Extract the full listing below without altering a single character.

SUPPLIED RECORDS
◇ ◇ ◇ ◇
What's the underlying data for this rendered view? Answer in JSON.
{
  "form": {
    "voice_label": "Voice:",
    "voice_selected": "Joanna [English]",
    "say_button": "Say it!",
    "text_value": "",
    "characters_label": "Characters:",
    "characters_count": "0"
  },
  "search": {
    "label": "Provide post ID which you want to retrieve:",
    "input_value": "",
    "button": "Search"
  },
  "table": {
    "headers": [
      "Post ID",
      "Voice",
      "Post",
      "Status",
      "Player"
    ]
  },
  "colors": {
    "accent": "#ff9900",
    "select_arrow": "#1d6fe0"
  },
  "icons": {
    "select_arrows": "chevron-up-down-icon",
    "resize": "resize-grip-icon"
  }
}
◇ ◇ ◇ ◇
ANSWER TO THE PROBLEM
What's the underlying data for this rendered view? Answer in JSON.
{
  "form": {
    "voice_label": "Voice:",
    "voice_selected": "Joanna [English]",
    "say_button": "Say it!",
    "text_value": "",
    "characters_label": "Characters:",
    "characters_count": "0"
  },
  "search": {
    "label": "Provide post ID which you want to retrieve:",
    "input_value": "",
    "button": "Search"
  },
  "table": {
    "headers": [
      "Post ID",
      "Voice",
      "Post",
      "Status",
      "Player"
    ]
  },
  "colors": {
    "accent": "#ff9900",
    "select_arrow": "#1d6fe0"
  },
  "icons": {
    "select_arrows": "chevron-up-down-icon",
    "resize": "resize-grip-icon"
  }
}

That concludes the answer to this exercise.